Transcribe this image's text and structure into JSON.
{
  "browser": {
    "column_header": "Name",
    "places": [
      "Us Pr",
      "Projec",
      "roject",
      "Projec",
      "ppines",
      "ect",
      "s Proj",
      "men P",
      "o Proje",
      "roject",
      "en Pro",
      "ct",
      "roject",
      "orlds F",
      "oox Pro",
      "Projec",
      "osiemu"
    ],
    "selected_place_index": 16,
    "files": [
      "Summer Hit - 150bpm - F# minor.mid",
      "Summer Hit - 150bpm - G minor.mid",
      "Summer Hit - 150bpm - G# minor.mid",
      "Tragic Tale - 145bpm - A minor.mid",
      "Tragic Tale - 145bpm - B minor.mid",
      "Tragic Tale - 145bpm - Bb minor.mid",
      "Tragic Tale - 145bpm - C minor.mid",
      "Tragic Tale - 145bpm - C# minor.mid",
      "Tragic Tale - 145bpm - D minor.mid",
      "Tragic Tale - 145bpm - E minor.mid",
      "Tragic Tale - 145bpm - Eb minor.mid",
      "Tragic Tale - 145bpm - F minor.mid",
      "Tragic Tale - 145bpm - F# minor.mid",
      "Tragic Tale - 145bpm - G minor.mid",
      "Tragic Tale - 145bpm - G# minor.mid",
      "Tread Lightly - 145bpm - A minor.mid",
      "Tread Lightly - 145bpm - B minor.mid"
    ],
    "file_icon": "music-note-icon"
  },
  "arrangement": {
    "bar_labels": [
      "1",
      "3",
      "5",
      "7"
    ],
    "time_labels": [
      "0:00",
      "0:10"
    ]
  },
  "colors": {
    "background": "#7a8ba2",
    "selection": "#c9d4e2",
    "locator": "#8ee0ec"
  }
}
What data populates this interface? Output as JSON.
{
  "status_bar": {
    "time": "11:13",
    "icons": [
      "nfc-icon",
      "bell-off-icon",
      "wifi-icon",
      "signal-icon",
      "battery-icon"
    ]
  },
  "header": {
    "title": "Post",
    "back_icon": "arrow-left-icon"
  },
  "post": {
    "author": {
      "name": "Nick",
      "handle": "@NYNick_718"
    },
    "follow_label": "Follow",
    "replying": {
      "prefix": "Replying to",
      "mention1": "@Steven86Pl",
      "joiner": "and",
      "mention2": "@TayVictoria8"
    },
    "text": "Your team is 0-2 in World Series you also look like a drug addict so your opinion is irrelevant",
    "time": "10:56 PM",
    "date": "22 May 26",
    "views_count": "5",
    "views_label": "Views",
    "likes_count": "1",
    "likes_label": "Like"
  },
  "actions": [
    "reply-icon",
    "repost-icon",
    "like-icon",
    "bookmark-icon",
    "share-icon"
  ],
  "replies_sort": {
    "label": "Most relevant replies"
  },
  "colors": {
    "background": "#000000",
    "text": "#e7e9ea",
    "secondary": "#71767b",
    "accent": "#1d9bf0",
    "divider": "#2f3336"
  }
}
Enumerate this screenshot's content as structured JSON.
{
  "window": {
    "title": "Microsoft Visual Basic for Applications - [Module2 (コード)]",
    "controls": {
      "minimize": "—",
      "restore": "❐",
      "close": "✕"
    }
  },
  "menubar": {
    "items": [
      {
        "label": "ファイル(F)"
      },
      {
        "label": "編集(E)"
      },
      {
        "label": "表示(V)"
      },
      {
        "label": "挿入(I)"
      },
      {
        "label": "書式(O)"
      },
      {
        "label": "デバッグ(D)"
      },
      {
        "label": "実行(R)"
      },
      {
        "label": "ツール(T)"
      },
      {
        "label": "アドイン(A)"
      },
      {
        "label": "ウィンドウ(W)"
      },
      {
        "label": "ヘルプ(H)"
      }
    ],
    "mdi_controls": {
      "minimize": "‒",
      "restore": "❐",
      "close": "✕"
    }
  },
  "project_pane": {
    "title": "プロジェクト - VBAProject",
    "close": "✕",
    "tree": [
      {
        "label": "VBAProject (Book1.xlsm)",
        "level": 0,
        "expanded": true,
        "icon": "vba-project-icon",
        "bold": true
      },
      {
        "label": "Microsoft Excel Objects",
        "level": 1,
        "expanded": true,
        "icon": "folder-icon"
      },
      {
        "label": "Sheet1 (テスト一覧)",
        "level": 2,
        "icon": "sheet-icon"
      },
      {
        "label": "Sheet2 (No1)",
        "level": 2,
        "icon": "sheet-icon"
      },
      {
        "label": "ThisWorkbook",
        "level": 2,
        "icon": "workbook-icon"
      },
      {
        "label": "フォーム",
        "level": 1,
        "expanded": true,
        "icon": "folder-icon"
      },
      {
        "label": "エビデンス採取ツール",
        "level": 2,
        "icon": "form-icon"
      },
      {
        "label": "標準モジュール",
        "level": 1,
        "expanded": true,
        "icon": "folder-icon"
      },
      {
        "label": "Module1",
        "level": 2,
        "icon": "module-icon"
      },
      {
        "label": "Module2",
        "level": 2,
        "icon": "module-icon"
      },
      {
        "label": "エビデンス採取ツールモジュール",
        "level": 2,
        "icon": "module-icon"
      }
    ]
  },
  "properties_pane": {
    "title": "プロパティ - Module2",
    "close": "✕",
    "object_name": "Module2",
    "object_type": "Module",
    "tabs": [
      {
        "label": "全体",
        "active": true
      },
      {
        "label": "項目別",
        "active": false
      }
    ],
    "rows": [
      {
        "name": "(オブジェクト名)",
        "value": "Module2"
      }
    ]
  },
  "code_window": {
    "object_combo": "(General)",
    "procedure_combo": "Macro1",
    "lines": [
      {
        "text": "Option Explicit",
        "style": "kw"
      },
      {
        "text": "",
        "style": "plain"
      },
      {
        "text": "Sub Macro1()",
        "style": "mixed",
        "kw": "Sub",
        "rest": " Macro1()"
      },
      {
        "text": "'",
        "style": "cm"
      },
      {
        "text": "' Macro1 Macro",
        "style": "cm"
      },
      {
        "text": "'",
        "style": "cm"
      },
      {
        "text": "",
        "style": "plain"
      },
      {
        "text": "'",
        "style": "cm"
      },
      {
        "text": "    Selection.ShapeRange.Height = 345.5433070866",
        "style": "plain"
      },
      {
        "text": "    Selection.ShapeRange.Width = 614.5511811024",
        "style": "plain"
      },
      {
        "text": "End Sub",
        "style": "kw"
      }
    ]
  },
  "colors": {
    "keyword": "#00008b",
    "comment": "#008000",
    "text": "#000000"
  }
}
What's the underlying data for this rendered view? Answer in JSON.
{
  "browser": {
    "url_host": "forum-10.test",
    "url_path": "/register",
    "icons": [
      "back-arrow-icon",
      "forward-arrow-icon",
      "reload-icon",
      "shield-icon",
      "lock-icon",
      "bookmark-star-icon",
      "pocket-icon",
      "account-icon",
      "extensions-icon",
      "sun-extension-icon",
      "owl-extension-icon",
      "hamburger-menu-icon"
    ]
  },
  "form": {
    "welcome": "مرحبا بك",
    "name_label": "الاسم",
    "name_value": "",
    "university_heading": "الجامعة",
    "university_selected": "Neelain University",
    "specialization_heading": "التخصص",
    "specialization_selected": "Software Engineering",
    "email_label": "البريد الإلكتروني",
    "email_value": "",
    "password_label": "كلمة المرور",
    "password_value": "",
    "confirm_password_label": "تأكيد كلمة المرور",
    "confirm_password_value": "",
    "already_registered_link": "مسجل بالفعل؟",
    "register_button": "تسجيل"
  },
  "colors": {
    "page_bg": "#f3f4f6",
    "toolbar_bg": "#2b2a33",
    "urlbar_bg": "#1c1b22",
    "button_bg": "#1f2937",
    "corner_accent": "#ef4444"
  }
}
--------
**Short exercise**
Determine how many lines of the material include the string "المرور". Output only that count.

**Response**
2